━━━ Records ━━━

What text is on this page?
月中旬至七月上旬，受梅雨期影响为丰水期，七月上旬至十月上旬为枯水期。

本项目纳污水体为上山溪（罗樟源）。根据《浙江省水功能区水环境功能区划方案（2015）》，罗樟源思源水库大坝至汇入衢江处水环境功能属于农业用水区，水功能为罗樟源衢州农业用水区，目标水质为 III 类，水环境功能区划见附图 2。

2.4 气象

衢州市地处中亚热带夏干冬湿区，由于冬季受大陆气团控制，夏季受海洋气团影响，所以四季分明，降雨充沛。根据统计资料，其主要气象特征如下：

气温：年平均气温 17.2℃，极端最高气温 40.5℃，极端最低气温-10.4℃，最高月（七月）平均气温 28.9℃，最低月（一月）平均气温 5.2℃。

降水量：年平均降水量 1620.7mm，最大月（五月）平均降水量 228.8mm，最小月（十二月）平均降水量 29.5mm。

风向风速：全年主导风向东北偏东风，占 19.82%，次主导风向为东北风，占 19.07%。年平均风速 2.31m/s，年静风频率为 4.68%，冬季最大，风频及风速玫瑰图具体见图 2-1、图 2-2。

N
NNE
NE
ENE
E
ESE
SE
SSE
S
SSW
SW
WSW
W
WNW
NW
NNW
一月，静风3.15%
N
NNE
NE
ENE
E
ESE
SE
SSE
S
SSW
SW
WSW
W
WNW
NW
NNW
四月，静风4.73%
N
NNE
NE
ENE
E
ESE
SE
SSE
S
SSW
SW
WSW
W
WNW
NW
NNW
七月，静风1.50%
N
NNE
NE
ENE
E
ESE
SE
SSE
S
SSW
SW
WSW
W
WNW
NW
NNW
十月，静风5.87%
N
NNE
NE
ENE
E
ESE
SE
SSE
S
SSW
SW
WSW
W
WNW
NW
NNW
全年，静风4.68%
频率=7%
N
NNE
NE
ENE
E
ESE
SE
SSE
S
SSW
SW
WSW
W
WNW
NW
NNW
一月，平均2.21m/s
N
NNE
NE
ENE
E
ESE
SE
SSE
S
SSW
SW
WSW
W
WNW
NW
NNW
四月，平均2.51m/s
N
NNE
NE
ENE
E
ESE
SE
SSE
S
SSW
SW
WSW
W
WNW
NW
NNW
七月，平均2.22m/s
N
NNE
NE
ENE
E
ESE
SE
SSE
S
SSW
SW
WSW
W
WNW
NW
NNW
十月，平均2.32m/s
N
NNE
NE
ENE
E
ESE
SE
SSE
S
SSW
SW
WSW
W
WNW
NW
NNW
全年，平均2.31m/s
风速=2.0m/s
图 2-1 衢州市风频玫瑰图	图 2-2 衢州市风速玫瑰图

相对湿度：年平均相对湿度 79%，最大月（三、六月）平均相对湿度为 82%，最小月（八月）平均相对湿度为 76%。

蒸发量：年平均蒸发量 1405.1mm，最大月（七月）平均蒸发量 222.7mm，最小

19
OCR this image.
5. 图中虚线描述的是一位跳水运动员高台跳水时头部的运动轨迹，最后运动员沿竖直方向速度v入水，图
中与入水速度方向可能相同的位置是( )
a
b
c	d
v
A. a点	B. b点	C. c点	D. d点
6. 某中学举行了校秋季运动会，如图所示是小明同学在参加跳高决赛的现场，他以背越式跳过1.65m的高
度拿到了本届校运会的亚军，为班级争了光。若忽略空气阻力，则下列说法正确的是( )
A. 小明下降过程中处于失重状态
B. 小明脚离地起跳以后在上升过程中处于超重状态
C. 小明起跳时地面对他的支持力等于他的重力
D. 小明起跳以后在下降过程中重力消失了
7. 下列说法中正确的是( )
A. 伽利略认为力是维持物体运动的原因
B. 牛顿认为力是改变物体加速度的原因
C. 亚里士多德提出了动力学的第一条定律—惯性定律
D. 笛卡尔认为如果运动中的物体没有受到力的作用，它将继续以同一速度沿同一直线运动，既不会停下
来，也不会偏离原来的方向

━━━

Written instruction:
What is the number of lines in the records that contain "this"? Give that number only.

Solution to the exercise:
2